DIRECTIONS FOR THIS TASK =>
Answer with one number only: the number of lines that contain "text".

########################################

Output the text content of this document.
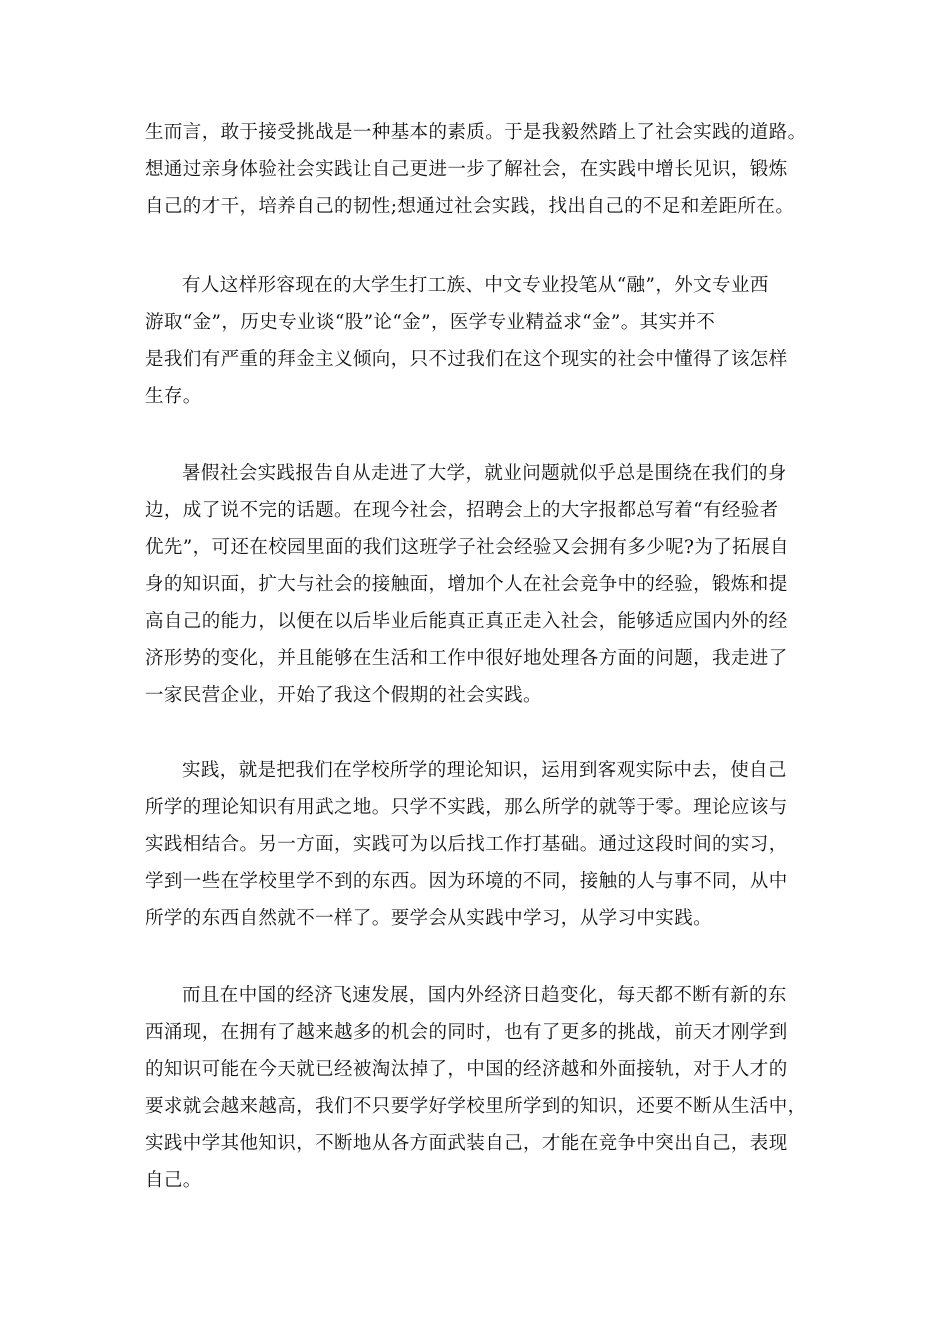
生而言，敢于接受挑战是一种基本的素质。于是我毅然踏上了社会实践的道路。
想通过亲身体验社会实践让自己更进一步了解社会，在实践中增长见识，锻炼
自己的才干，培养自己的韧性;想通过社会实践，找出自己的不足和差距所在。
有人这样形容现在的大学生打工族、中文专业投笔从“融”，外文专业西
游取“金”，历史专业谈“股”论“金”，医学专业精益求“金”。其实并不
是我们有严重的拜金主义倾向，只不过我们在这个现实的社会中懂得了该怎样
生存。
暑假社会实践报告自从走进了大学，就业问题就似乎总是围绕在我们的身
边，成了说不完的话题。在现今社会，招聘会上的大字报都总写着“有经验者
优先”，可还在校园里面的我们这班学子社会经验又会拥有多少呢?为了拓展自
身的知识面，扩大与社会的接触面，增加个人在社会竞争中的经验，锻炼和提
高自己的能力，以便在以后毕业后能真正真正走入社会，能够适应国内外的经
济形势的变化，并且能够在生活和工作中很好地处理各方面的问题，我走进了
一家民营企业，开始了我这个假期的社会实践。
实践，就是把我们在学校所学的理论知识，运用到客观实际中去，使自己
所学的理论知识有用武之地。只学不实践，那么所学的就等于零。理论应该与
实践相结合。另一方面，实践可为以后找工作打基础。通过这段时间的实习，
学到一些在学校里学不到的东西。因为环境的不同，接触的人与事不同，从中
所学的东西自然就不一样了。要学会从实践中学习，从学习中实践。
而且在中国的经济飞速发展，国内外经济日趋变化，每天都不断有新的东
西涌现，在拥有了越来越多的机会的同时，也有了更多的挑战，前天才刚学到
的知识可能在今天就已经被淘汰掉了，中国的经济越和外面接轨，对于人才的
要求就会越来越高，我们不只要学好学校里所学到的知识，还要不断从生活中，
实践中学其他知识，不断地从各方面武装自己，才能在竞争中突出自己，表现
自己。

########################################

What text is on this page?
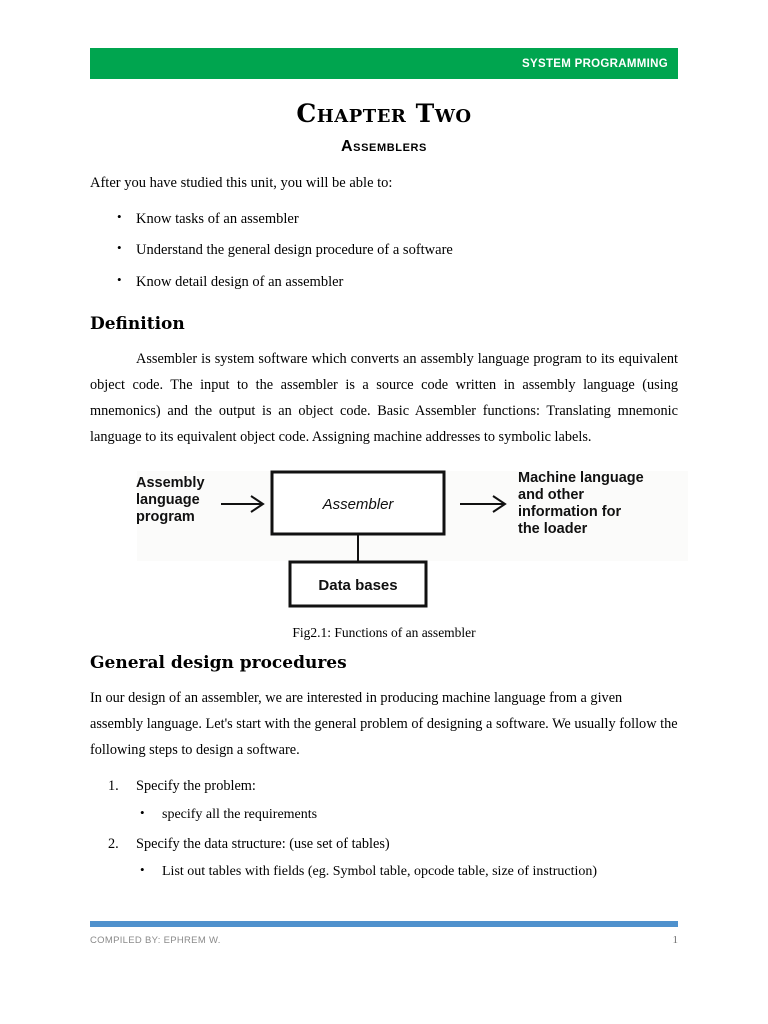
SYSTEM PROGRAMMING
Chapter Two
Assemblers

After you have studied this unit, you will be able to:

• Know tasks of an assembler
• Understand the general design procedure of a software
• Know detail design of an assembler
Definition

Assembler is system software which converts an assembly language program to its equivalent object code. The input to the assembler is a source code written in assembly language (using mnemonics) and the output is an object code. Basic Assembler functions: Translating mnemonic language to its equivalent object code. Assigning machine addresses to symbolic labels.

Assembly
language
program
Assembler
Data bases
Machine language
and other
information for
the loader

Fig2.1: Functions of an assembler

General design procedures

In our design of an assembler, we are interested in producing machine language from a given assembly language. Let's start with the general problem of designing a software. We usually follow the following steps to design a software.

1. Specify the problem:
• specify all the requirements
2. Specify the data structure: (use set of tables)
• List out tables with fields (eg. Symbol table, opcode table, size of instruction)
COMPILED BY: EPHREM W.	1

########################################

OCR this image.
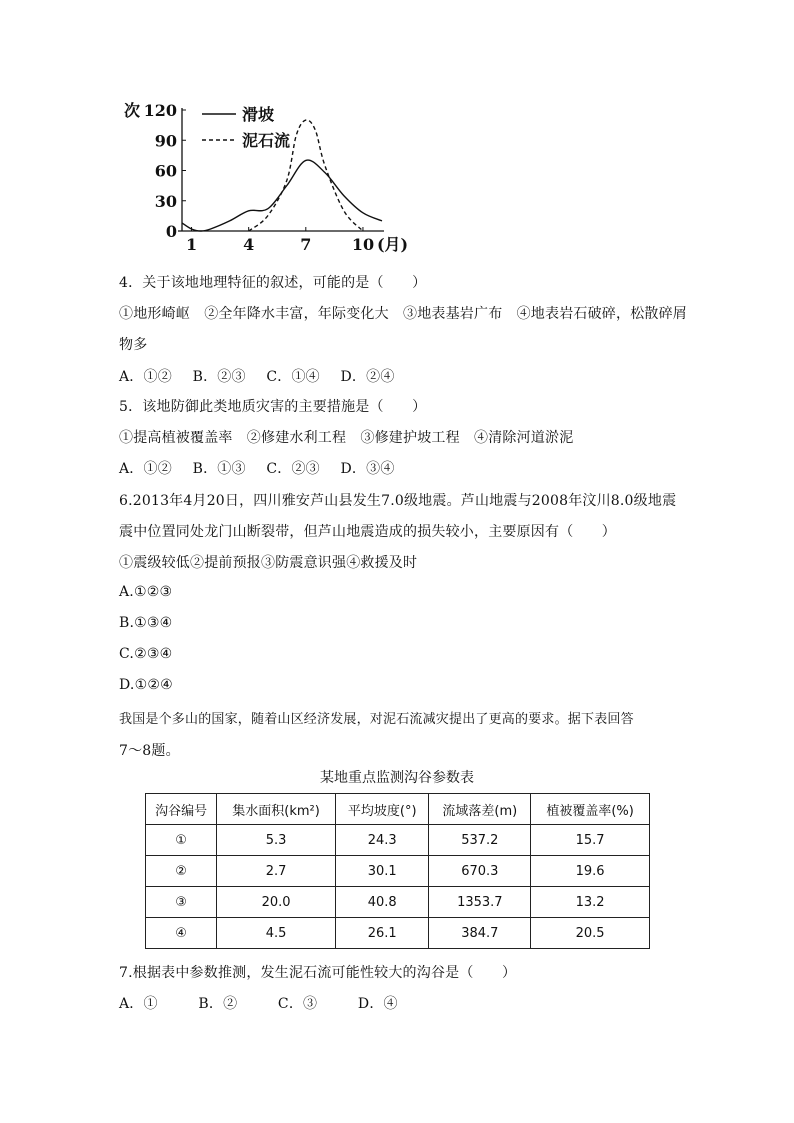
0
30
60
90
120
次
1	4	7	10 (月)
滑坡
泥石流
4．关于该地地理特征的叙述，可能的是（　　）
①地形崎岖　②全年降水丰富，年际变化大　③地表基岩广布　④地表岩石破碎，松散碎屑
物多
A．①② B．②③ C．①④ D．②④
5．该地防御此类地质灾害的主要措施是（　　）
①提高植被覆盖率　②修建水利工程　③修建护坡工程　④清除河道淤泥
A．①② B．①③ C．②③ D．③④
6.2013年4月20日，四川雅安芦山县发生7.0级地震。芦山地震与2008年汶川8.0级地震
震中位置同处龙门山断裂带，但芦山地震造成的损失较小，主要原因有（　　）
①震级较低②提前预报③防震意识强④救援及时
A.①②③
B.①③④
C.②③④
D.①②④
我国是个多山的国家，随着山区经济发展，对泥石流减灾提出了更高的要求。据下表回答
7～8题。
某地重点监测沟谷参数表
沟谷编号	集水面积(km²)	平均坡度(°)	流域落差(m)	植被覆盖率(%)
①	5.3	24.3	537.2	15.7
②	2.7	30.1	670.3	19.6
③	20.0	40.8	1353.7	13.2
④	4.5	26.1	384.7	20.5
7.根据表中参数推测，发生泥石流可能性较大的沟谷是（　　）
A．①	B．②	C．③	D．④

########################################

FULL ANSWER =>
2